++++ Source material ++++

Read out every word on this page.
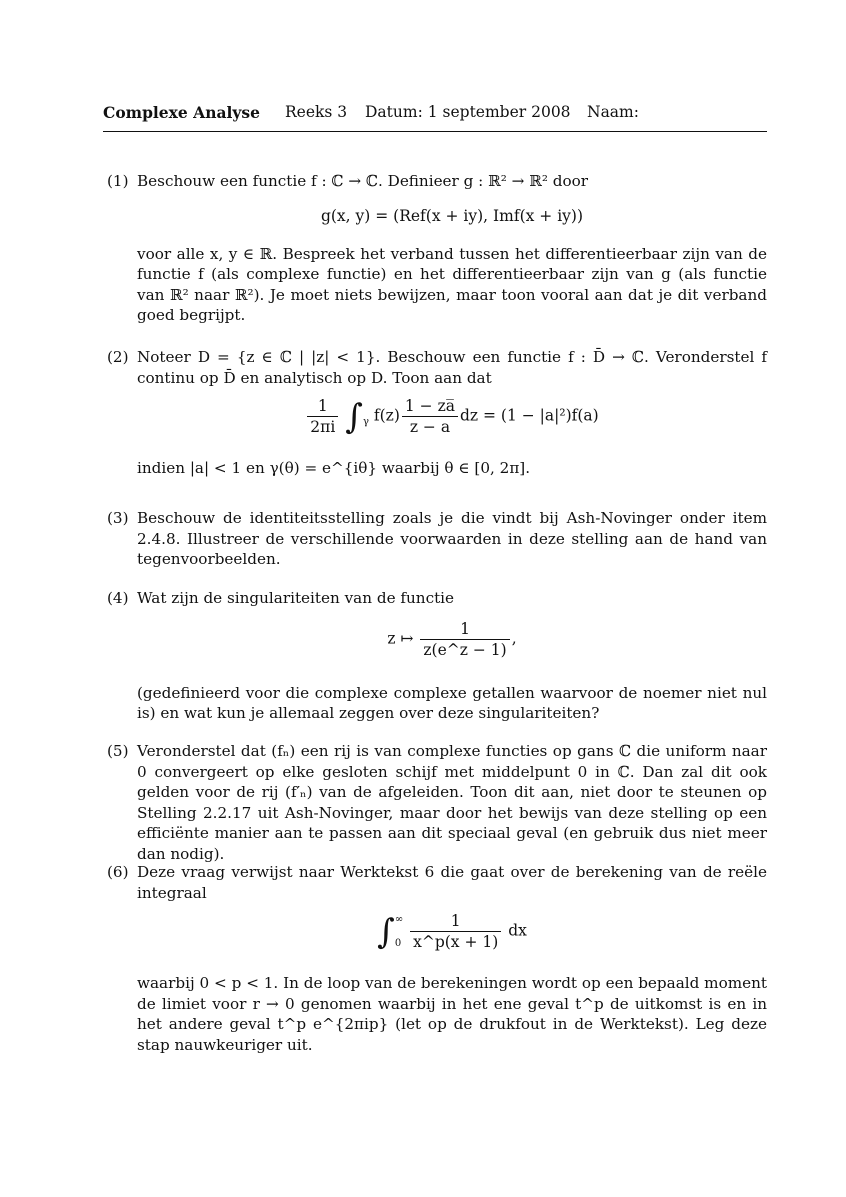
Complexe Analyse Reeks 3 Datum: 1 september 2008 Naam:
(1) Beschouw een functie f : ℂ → ℂ. Definieer g : ℝ² → ℝ² door

g(x, y) = (Ref(x + iy), Imf(x + iy))

voor alle x, y ∈ ℝ. Bespreek het verband tussen het differentieerbaar zijn van de functie f (als complexe functie) en het differentieerbaar zijn van g (als functie van ℝ² naar ℝ²). Je moet niets bewijzen, maar toon vooral aan dat je dit verband goed begrijpt.

(2) Noteer D = {z ∈ ℂ | |z| < 1}. Beschouw een functie f : D̄ → ℂ. Veronderstel f continu op D̄ en analytisch op D. Toon aan dat

$\frac{1}{2\pi i} \int_\gamma$ $f(z) \frac{1 - za̅}{z - a}$ dz = (1 − |a|²)f(a)

indien |a| < 1 en γ(θ) = e^{iθ} waarbij θ ∈ [0, 2π].

(3) Beschouw de identiteitsstelling zoals je die vindt bij Ash-Novinger onder item 2.4.8. Illustreer de verschillende voorwaarden in deze stelling aan de hand van tegenvoorbeelden.

(4) Wat zijn de singulariteiten van de functie

z ↦ $\frac{1}{z(e\^{}z - 1)}$ ,

(gedefinieerd voor die complexe complexe getallen waarvoor de noemer niet nul is) en wat kun je allemaal zeggen over deze singulariteiten?

(5) Veronderstel dat (fₙ) een rij is van complexe functies op gans ℂ die uniform naar 0 convergeert op elke gesloten schijf met middelpunt 0 in ℂ. Dan zal dit ook gelden voor de rij (f′ₙ) van de afgeleiden. Toon dit aan, niet door te steunen op Stelling 2.2.17 uit Ash-Novinger, maar door het bewijs van deze stelling op een efficiënte manier aan te passen aan dit speciaal geval (en gebruik dus niet meer dan nodig).

(6) Deze vraag verwijst naar Werktekst 6 die gaat over de berekening van de reële integraal

∫ ∞
0
$\frac{1}{x\^{}p(x + 1)}$ dx

waarbij 0 < p < 1. In de loop van de berekeningen wordt op een bepaald moment de limiet voor r → 0 genomen waarbij in het ene geval t^p de uitkomst is en in het andere geval t^p e^{2πip} (let op de drukfout in de Werktekst). Leg deze stap nauwkeuriger uit.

++++

- _Instructions to follow_
Reproduce the entire listing exactly, except for any pictures it contains.

- _Response_
Read out every word on this page.
Complexe Analyse Reeks 3 Datum: 1 september 2008 Naam:
(1) Beschouw een functie f : ℂ → ℂ. Definieer g : ℝ² → ℝ² door

g(x, y) = (Ref(x + iy), Imf(x + iy))

voor alle x, y ∈ ℝ. Bespreek het verband tussen het differentieerbaar zijn van de functie f (als complexe functie) en het differentieerbaar zijn van g (als functie van ℝ² naar ℝ²). Je moet niets bewijzen, maar toon vooral aan dat je dit verband goed begrijpt.

(2) Noteer D = {z ∈ ℂ | |z| < 1}. Beschouw een functie f : D̄ → ℂ. Veronderstel f continu op D̄ en analytisch op D. Toon aan dat

$\frac{1}{2\pi i} \int_\gamma$ $f(z) \frac{1 - za̅}{z - a}$ dz = (1 − |a|²)f(a)

indien |a| < 1 en γ(θ) = e^{iθ} waarbij θ ∈ [0, 2π].

(3) Beschouw de identiteitsstelling zoals je die vindt bij Ash-Novinger onder item 2.4.8. Illustreer de verschillende voorwaarden in deze stelling aan de hand van tegenvoorbeelden.

(4) Wat zijn de singulariteiten van de functie

z ↦ $\frac{1}{z(e\^{}z - 1)}$ ,

(gedefinieerd voor die complexe complexe getallen waarvoor de noemer niet nul is) en wat kun je allemaal zeggen over deze singulariteiten?

(5) Veronderstel dat (fₙ) een rij is van complexe functies op gans ℂ die uniform naar 0 convergeert op elke gesloten schijf met middelpunt 0 in ℂ. Dan zal dit ook gelden voor de rij (f′ₙ) van de afgeleiden. Toon dit aan, niet door te steunen op Stelling 2.2.17 uit Ash-Novinger, maar door het bewijs van deze stelling op een efficiënte manier aan te passen aan dit speciaal geval (en gebruik dus niet meer dan nodig).

(6) Deze vraag verwijst naar Werktekst 6 die gaat over de berekening van de reële integraal

∫ ∞
0
$\frac{1}{x\^{}p(x + 1)}$ dx

waarbij 0 < p < 1. In de loop van de berekeningen wordt op een bepaald moment de limiet voor r → 0 genomen waarbij in het ene geval t^p de uitkomst is en in het andere geval t^p e^{2πip} (let op de drukfout in de Werktekst). Leg deze stap nauwkeuriger uit.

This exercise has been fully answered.